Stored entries
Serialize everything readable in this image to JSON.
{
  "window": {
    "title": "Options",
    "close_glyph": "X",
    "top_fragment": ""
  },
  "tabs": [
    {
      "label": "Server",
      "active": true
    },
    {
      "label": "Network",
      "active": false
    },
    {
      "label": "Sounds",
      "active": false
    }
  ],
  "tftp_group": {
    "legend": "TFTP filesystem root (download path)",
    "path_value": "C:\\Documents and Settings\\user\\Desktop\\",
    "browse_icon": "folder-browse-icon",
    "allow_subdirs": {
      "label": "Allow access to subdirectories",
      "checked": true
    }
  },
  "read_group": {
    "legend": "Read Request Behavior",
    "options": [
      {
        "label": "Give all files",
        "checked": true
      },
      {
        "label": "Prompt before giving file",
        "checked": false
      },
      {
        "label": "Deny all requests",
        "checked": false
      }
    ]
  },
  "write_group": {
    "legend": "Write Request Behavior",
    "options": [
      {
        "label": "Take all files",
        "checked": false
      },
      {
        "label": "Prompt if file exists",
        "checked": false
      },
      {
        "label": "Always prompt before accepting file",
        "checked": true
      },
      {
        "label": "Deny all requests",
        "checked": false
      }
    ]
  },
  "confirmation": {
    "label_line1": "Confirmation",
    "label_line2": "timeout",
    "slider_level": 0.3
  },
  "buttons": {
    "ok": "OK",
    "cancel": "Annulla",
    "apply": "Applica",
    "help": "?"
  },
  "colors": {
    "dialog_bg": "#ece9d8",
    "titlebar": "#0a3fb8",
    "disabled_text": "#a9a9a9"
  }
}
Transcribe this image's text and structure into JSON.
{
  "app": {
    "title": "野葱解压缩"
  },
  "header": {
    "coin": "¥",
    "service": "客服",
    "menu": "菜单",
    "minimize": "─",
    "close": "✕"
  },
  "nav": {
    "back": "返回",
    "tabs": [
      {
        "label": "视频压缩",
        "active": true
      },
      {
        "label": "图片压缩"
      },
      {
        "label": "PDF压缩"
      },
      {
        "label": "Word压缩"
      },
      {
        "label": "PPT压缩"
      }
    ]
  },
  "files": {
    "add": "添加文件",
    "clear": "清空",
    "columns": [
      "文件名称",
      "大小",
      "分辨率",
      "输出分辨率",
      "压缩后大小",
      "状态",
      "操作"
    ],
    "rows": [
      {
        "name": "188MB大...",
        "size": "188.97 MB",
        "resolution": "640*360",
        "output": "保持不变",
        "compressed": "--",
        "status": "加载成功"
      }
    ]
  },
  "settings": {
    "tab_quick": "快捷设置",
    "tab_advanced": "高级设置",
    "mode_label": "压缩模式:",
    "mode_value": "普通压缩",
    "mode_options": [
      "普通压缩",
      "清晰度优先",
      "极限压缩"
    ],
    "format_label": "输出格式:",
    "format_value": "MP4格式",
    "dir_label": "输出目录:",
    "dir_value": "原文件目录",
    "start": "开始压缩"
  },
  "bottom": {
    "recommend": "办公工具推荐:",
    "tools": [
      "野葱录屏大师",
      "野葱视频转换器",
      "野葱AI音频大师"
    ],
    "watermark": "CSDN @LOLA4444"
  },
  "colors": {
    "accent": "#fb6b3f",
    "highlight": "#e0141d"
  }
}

● **Exercise requirements**
Using the listing above, reproduce each line without omission.

● **Expected answer**
Serialize everything readable in this image to JSON.
{
  "window": {
    "title": "Options",
    "close_glyph": "X",
    "top_fragment": ""
  },
  "tabs": [
    {
      "label": "Server",
      "active": true
    },
    {
      "label": "Network",
      "active": false
    },
    {
      "label": "Sounds",
      "active": false
    }
  ],
  "tftp_group": {
    "legend": "TFTP filesystem root (download path)",
    "path_value": "C:\\Documents and Settings\\user\\Desktop\\",
    "browse_icon": "folder-browse-icon",
    "allow_subdirs": {
      "label": "Allow access to subdirectories",
      "checked": true
    }
  },
  "read_group": {
    "legend": "Read Request Behavior",
    "options": [
      {
        "label": "Give all files",
        "checked": true
      },
      {
        "label": "Prompt before giving file",
        "checked": false
      },
      {
        "label": "Deny all requests",
        "checked": false
      }
    ]
  },
  "write_group": {
    "legend": "Write Request Behavior",
    "options": [
      {
        "label": "Take all files",
        "checked": false
      },
      {
        "label": "Prompt if file exists",
        "checked": false
      },
      {
        "label": "Always prompt before accepting file",
        "checked": true
      },
      {
        "label": "Deny all requests",
        "checked": false
      }
    ]
  },
  "confirmation": {
    "label_line1": "Confirmation",
    "label_line2": "timeout",
    "slider_level": 0.3
  },
  "buttons": {
    "ok": "OK",
    "cancel": "Annulla",
    "apply": "Applica",
    "help": "?"
  },
  "colors": {
    "dialog_bg": "#ece9d8",
    "titlebar": "#0a3fb8",
    "disabled_text": "#a9a9a9"
  }
}
Transcribe this image's text and structure into JSON.
{
  "app": {
    "title": "野葱解压缩"
  },
  "header": {
    "coin": "¥",
    "service": "客服",
    "menu": "菜单",
    "minimize": "─",
    "close": "✕"
  },
  "nav": {
    "back": "返回",
    "tabs": [
      {
        "label": "视频压缩",
        "active": true
      },
      {
        "label": "图片压缩"
      },
      {
        "label": "PDF压缩"
      },
      {
        "label": "Word压缩"
      },
      {
        "label": "PPT压缩"
      }
    ]
  },
  "files": {
    "add": "添加文件",
    "clear": "清空",
    "columns": [
      "文件名称",
      "大小",
      "分辨率",
      "输出分辨率",
      "压缩后大小",
      "状态",
      "操作"
    ],
    "rows": [
      {
        "name": "188MB大...",
        "size": "188.97 MB",
        "resolution": "640*360",
        "output": "保持不变",
        "compressed": "--",
        "status": "加载成功"
      }
    ]
  },
  "settings": {
    "tab_quick": "快捷设置",
    "tab_advanced": "高级设置",
    "mode_label": "压缩模式:",
    "mode_value": "普通压缩",
    "mode_options": [
      "普通压缩",
      "清晰度优先",
      "极限压缩"
    ],
    "format_label": "输出格式:",
    "format_value": "MP4格式",
    "dir_label": "输出目录:",
    "dir_value": "原文件目录",
    "start": "开始压缩"
  },
  "bottom": {
    "recommend": "办公工具推荐:",
    "tools": [
      "野葱录屏大师",
      "野葱视频转换器",
      "野葱AI音频大师"
    ],
    "watermark": "CSDN @LOLA4444"
  },
  "colors": {
    "accent": "#fb6b3f",
    "highlight": "#e0141d"
  }
}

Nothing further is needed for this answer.